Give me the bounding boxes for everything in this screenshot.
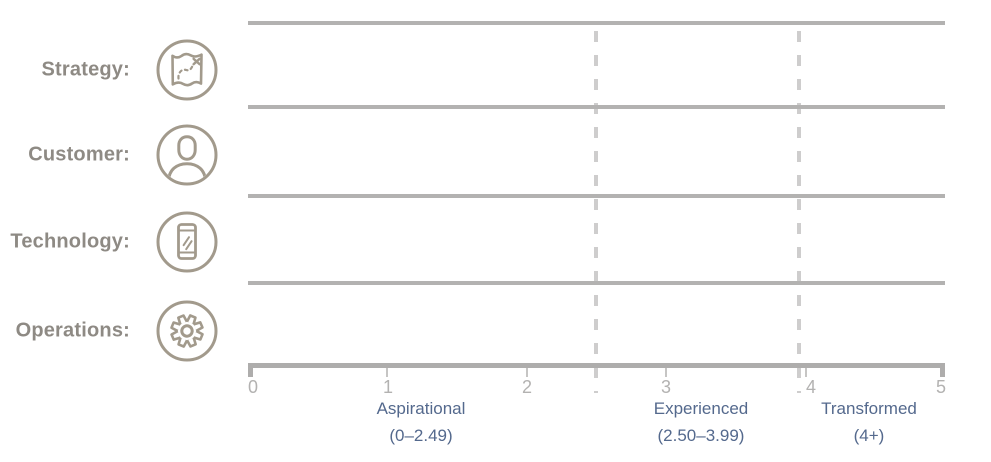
axis-tick-label: 0	[247, 377, 258, 397]
row-label-text: Customer:	[28, 143, 130, 166]
axis-end-cap-left	[248, 363, 253, 377]
user-icon	[155, 123, 219, 187]
row-label-technology: Technology:	[0, 231, 130, 254]
axis-tick-3	[665, 368, 667, 377]
row-separator-line	[248, 194, 945, 198]
axis-tick-label: 1	[382, 377, 393, 397]
row-separator-line	[248, 21, 945, 25]
zone-name-text: Experienced	[653, 399, 749, 418]
zone-range-text: (4+)	[853, 426, 885, 445]
zone-name-text: Aspirational	[376, 399, 466, 418]
phone-icon	[155, 210, 219, 274]
axis-tick-4	[805, 368, 807, 377]
zone-label-transformed: Transformed	[769, 399, 969, 419]
map-icon	[155, 38, 219, 102]
axis-tick-1	[386, 368, 388, 377]
axis-end-cap-right	[940, 363, 945, 377]
row-separator-line	[248, 281, 945, 285]
row-label-strategy: Strategy:	[0, 59, 130, 82]
zone-label-aspirational: Aspirational	[321, 399, 521, 419]
row-label-text: Operations:	[15, 319, 130, 342]
x-axis-line	[248, 363, 945, 368]
zone-range-text: (2.50–3.99)	[657, 426, 745, 445]
gear-icon	[155, 299, 219, 363]
zone-range-transformed: (4+)	[769, 426, 969, 446]
row-label-text: Strategy:	[41, 58, 130, 81]
zone-name-text: Transformed	[821, 399, 917, 418]
axis-tick-label: 4	[805, 377, 816, 397]
axis-tick-label: 5	[935, 377, 946, 397]
row-separator-line	[248, 105, 945, 109]
row-label-text: Technology:	[10, 230, 130, 253]
axis-tick-2	[526, 368, 528, 377]
zone-range-aspirational: (0–2.49)	[321, 426, 521, 446]
zone-boundary-line-2-5	[594, 31, 598, 393]
zone-range-experienced: (2.50–3.99)	[601, 426, 801, 446]
axis-tick-label: 3	[660, 377, 671, 397]
row-label-customer: Customer:	[0, 144, 130, 167]
axis-tick-label: 2	[521, 377, 532, 397]
zone-boundary-line-3-99	[797, 31, 801, 393]
row-label-operations: Operations:	[0, 320, 130, 343]
zone-range-text: (0–2.49)	[389, 426, 453, 445]
zone-label-experienced: Experienced	[601, 399, 801, 419]
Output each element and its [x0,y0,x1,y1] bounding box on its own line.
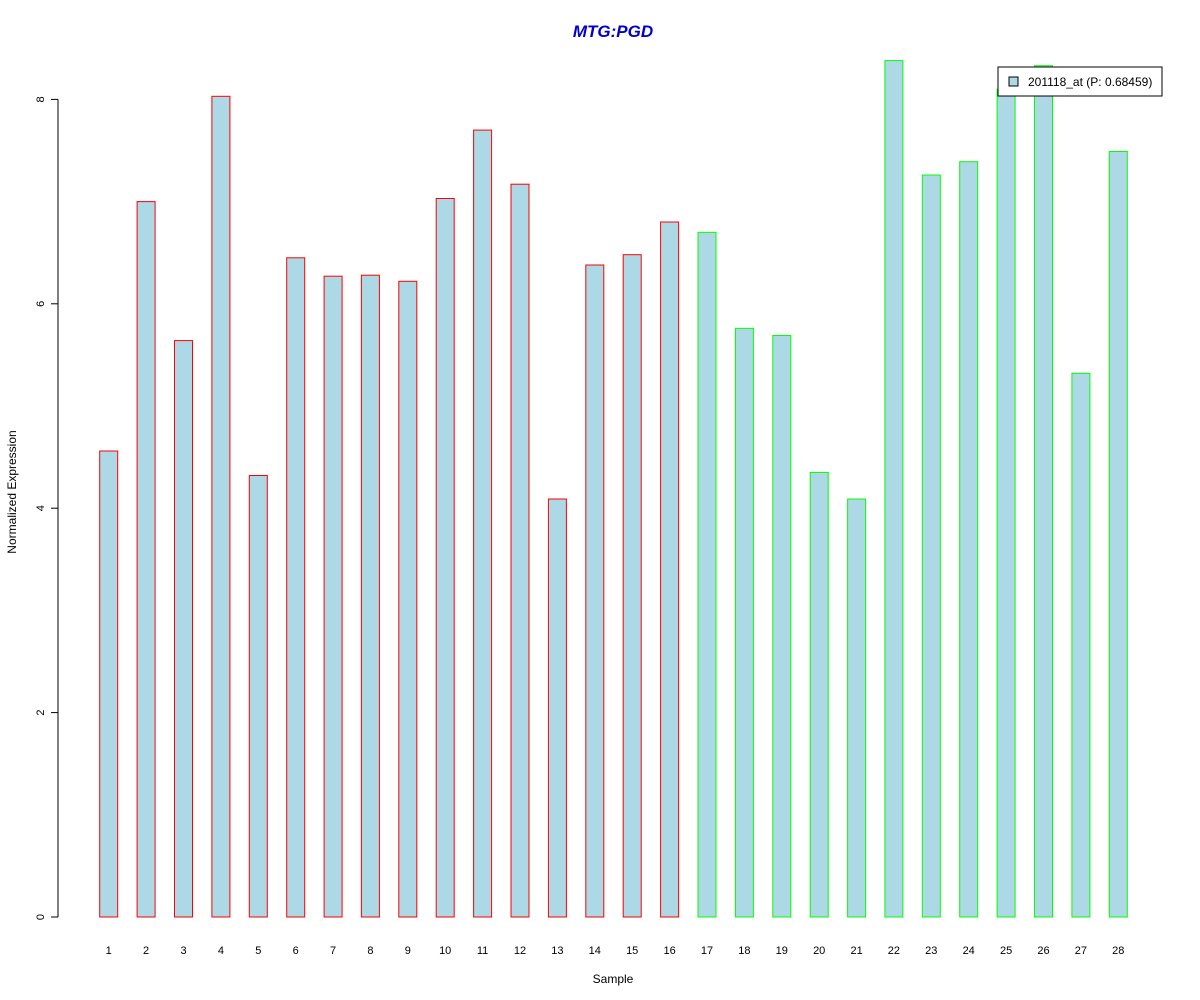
x-tick-label: 22 [888,945,900,957]
bar-sample-18 [734,327,754,918]
bar-sample-24 [959,161,979,918]
x-tick-label: 3 [180,945,186,957]
bar-sample-13 [547,498,567,918]
x-tick-label: 25 [1000,945,1012,957]
x-tick-label: 4 [218,945,224,957]
bar-sample-15 [622,254,642,918]
x-tick-label: 2 [143,945,149,957]
bar-sample-14 [585,264,605,918]
x-tick-label: 8 [367,945,373,957]
x-tick-label: 17 [701,945,713,957]
y-tick-label: 2 [35,710,47,716]
bar-sample-10 [435,198,455,918]
bar-sample-17 [697,231,717,918]
x-tick-label: 10 [439,945,451,957]
x-tick-label: 9 [405,945,411,957]
x-tick-label: 26 [1037,945,1049,957]
x-tick-label: 16 [663,945,675,957]
legend-box [997,66,1163,97]
bar-sample-21 [847,498,867,918]
bar-sample-16 [660,221,680,918]
x-tick-label: 28 [1112,945,1124,957]
bars-group [99,60,1128,918]
x-tick-label: 7 [330,945,336,957]
x-tick-label: 12 [514,945,526,957]
chart-title: MTG:PGD [573,22,653,41]
bar-sample-1 [99,450,119,918]
bar-sample-27 [1071,372,1091,918]
bar-sample-28 [1108,151,1128,918]
x-tick-label: 6 [293,945,299,957]
bar-sample-20 [809,471,829,918]
x-tick-label: 11 [477,945,488,957]
bar-sample-5 [248,475,268,918]
legend: 201118_at (P: 0.68459) [997,66,1163,97]
x-tick-label: 23 [925,945,937,957]
bar-sample-12 [510,183,530,918]
x-tick-label: 19 [776,945,788,957]
legend-swatch [1008,76,1019,87]
y-axis: 0 2 4 6 8 [35,96,59,920]
x-tick-label: 27 [1075,945,1087,957]
bar-sample-11 [473,129,493,918]
x-tick-label: 18 [738,945,750,957]
x-tick-label: 20 [813,945,825,957]
bar-sample-7 [323,275,343,918]
x-tick-label: 13 [551,945,563,957]
x-tick-label: 15 [626,945,638,957]
bar-sample-4 [211,95,231,918]
y-tick-label: 6 [35,301,47,307]
bar-sample-23 [921,174,941,918]
x-tick-label: 1 [106,945,112,957]
legend-label: 201118_at (P: 0.68459) [1028,75,1152,89]
x-tick-label: 14 [589,945,601,957]
bar-sample-26 [1034,65,1053,918]
bar-sample-9 [398,280,418,918]
x-tick-label: 24 [963,945,975,957]
y-tick-label: 0 [35,914,47,920]
bar-sample-22 [884,60,904,918]
bar-sample-19 [772,335,792,918]
bar-sample-2 [136,201,156,918]
y-tick-label: 8 [35,96,47,102]
x-axis-tick-labels: 1 2 3 4 5 6 7 8 9 10 11 12 13 14 15 16 17 18 19 20 21 22 23 24 2… [106,945,1125,957]
y-tick-label: 4 [35,505,47,511]
bar-sample-8 [360,274,380,918]
x-tick-label: 21 [850,945,862,957]
bar-sample-3 [174,340,193,918]
bar-sample-25 [996,88,1016,918]
x-tick-label: 5 [255,945,261,957]
y-axis-label: Normalized Expression [5,430,19,553]
bar-sample-6 [286,257,306,918]
x-axis-label: Sample [593,972,634,986]
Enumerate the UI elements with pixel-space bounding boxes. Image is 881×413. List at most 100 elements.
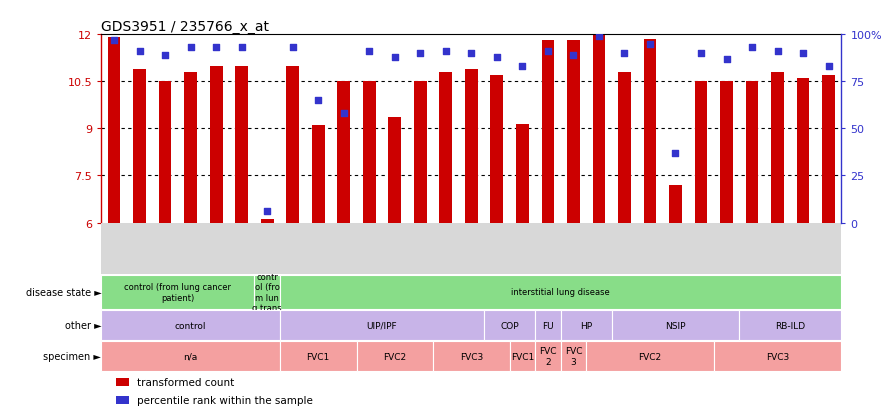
Bar xyxy=(433,341,509,371)
Point xyxy=(796,50,811,57)
Text: specimen ►: specimen ► xyxy=(43,351,101,361)
Point xyxy=(260,209,274,215)
Point xyxy=(592,34,606,40)
Bar xyxy=(414,82,426,223)
Text: contr
ol (fro
m lun
g trans: contr ol (fro m lun g trans xyxy=(252,272,282,312)
Text: FVC
3: FVC 3 xyxy=(565,347,582,366)
Point xyxy=(669,150,683,157)
Bar xyxy=(101,311,280,340)
Bar xyxy=(440,73,452,223)
Point xyxy=(464,50,478,57)
Point xyxy=(720,56,734,63)
Point xyxy=(771,49,785,55)
Text: NSIP: NSIP xyxy=(665,321,685,330)
Bar xyxy=(286,66,299,223)
Bar xyxy=(822,76,835,223)
Text: HP: HP xyxy=(580,321,592,330)
Bar xyxy=(720,82,733,223)
Point xyxy=(515,64,529,70)
Bar xyxy=(771,73,784,223)
Point xyxy=(183,45,197,52)
Point xyxy=(439,49,453,55)
Bar xyxy=(312,126,324,223)
Point xyxy=(285,45,300,52)
Bar xyxy=(280,275,841,309)
Bar xyxy=(280,341,357,371)
Bar xyxy=(261,220,274,223)
Bar xyxy=(116,396,130,404)
Point xyxy=(541,49,555,55)
Bar xyxy=(491,76,503,223)
Text: UIP/IPF: UIP/IPF xyxy=(366,321,397,330)
Bar xyxy=(116,377,130,386)
Bar xyxy=(465,69,478,223)
Point xyxy=(388,55,402,61)
Bar xyxy=(567,41,580,223)
Bar xyxy=(714,341,841,371)
Point xyxy=(362,49,376,55)
Text: control: control xyxy=(175,321,206,330)
Bar xyxy=(235,66,248,223)
Point xyxy=(694,50,708,57)
Bar xyxy=(516,124,529,223)
Point xyxy=(745,45,759,52)
Text: GDS3951 / 235766_x_at: GDS3951 / 235766_x_at xyxy=(101,20,270,34)
Point xyxy=(490,55,504,61)
Bar xyxy=(694,82,707,223)
Bar xyxy=(101,275,255,309)
Point xyxy=(413,50,427,57)
Text: FVC2: FVC2 xyxy=(383,352,406,361)
Bar xyxy=(357,341,433,371)
Bar xyxy=(184,73,197,223)
Point xyxy=(234,45,248,52)
Text: disease state ►: disease state ► xyxy=(26,287,101,297)
Text: FVC3: FVC3 xyxy=(766,352,789,361)
Text: RB-ILD: RB-ILD xyxy=(775,321,805,330)
Bar xyxy=(389,118,401,223)
Text: FVC1: FVC1 xyxy=(307,352,329,361)
Text: n/a: n/a xyxy=(183,352,197,361)
Point xyxy=(822,64,836,70)
Point xyxy=(618,50,632,57)
Text: other ►: other ► xyxy=(64,320,101,330)
Bar xyxy=(107,38,121,223)
Text: FVC
2: FVC 2 xyxy=(539,347,557,366)
Bar xyxy=(560,341,586,371)
Bar xyxy=(210,66,223,223)
Text: FVC3: FVC3 xyxy=(460,352,483,361)
Bar xyxy=(611,311,739,340)
Bar xyxy=(796,79,810,223)
Bar xyxy=(363,82,375,223)
Bar xyxy=(618,73,631,223)
Point xyxy=(337,111,351,117)
Point xyxy=(643,41,657,48)
Bar xyxy=(159,82,172,223)
Bar xyxy=(586,341,714,371)
Point xyxy=(311,97,325,104)
Text: interstitial lung disease: interstitial lung disease xyxy=(511,288,610,297)
Point xyxy=(209,45,223,52)
Text: FVC2: FVC2 xyxy=(639,352,662,361)
Point xyxy=(132,49,146,55)
Bar xyxy=(255,275,280,309)
Text: percentile rank within the sample: percentile rank within the sample xyxy=(137,395,313,405)
Bar xyxy=(535,341,560,371)
Bar xyxy=(535,311,560,340)
Bar xyxy=(337,82,350,223)
Bar xyxy=(593,35,605,223)
Point xyxy=(566,52,581,59)
Text: COP: COP xyxy=(500,321,519,330)
Bar xyxy=(509,341,535,371)
Bar xyxy=(669,185,682,223)
Bar xyxy=(280,311,484,340)
Bar xyxy=(739,311,841,340)
Bar xyxy=(560,311,611,340)
Bar xyxy=(484,311,535,340)
Text: FU: FU xyxy=(542,321,553,330)
Bar xyxy=(644,40,656,223)
Text: FVC1: FVC1 xyxy=(511,352,534,361)
Point xyxy=(107,38,121,44)
Bar xyxy=(101,341,280,371)
Point xyxy=(158,52,172,59)
Bar xyxy=(542,41,554,223)
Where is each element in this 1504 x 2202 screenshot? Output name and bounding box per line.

################

# Job:
Revise the lines of the records from the line containing "377, 258, 397]" up to and including the line containing "363, 945, 377]", replacing "row-separator-line" with "row-divider-line" and leaving everything else unchanged. Return only those revised lines.

# Answer to the exercise:
axis-tick-label: 0	[247, 377, 258, 397]
row-label-text: Customer:	[28, 143, 130, 166]
axis-end-cap-left	[248, 363, 253, 377]
user-icon	[155, 123, 219, 187]
row-label-technology: Technology:	[0, 231, 130, 254]
axis-tick-3	[665, 368, 667, 377]
row-divider-line	[248, 194, 945, 198]
axis-tick-label: 1	[382, 377, 393, 397]
row-divider-line	[248, 21, 945, 25]
zone-name-text: Experienced	[653, 399, 749, 418]
zone-range-text: (4+)	[853, 426, 885, 445]
zone-name-text: Aspirational	[376, 399, 466, 418]
phone-icon	[155, 210, 219, 274]
axis-tick-4	[805, 368, 807, 377]
zone-label-transformed: Transformed	[769, 399, 969, 419]
map-icon	[155, 38, 219, 102]
axis-tick-1	[386, 368, 388, 377]
axis-end-cap-right	[940, 363, 945, 377]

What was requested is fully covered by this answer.